Word for word, quote all of the material, omitting the pictures.

---------- AVAILABLE DATA

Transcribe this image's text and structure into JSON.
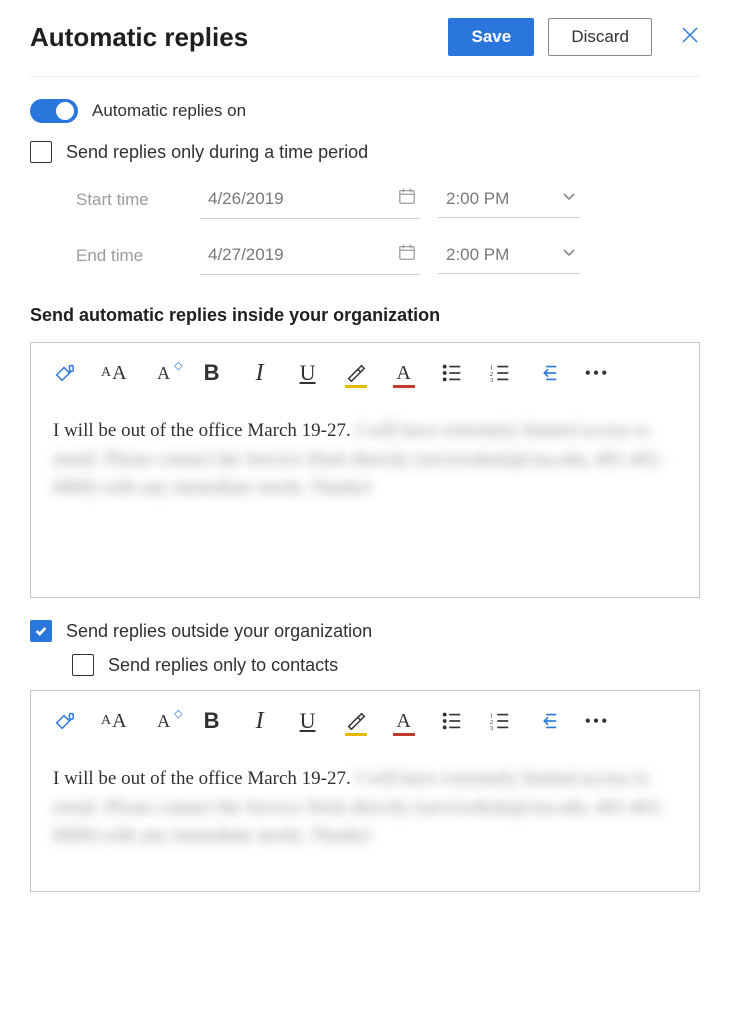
{
  "header": {
    "title": "Automatic replies",
    "save": "Save",
    "discard": "Discard"
  },
  "toggle": {
    "label": "Automatic replies on",
    "on": true
  },
  "timePeriod": {
    "checkboxLabel": "Send replies only during a time period",
    "checked": false,
    "startLabel": "Start time",
    "endLabel": "End time",
    "startDate": "4/26/2019",
    "endDate": "4/27/2019",
    "startTime": "2:00 PM",
    "endTime": "2:00 PM"
  },
  "inside": {
    "heading": "Send automatic replies inside your organization",
    "bodyVisible": "I will be out of the office March 19-27.",
    "bodyBlurred": "I will have extremely limited access to email. Please contact the Service Desk directly (servicedesk@cnu.edu, 401-401-0000) with any immediate needs. Thanks!"
  },
  "outside": {
    "checkboxLabel": "Send replies outside your organization",
    "checked": true,
    "contactsOnlyLabel": "Send replies only to contacts",
    "contactsOnlyChecked": false,
    "bodyVisible": "I will be out of the office March 19-27.",
    "bodyBlurred": "I will have extremely limited access to email. Please contact the Service Desk directly (servicedesk@cnu.edu, 401-401-0000) with any immediate needs. Thanks!"
  }
}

--------------------

OUTPUT FOR THIS EXERCISE:
Transcribe this image's text and structure into JSON.
{
  "header": {
    "title": "Automatic replies",
    "save": "Save",
    "discard": "Discard"
  },
  "toggle": {
    "label": "Automatic replies on",
    "on": true
  },
  "timePeriod": {
    "checkboxLabel": "Send replies only during a time period",
    "checked": false,
    "startLabel": "Start time",
    "endLabel": "End time",
    "startDate": "4/26/2019",
    "endDate": "4/27/2019",
    "startTime": "2:00 PM",
    "endTime": "2:00 PM"
  },
  "inside": {
    "heading": "Send automatic replies inside your organization",
    "bodyVisible": "I will be out of the office March 19-27.",
    "bodyBlurred": "I will have extremely limited access to email. Please contact the Service Desk directly (servicedesk@cnu.edu, 401-401-0000) with any immediate needs. Thanks!"
  },
  "outside": {
    "checkboxLabel": "Send replies outside your organization",
    "checked": true,
    "contactsOnlyLabel": "Send replies only to contacts",
    "contactsOnlyChecked": false,
    "bodyVisible": "I will be out of the office March 19-27.",
    "bodyBlurred": "I will have extremely limited access to email. Please contact the Service Desk directly (servicedesk@cnu.edu, 401-401-0000) with any immediate needs. Thanks!"
  }
}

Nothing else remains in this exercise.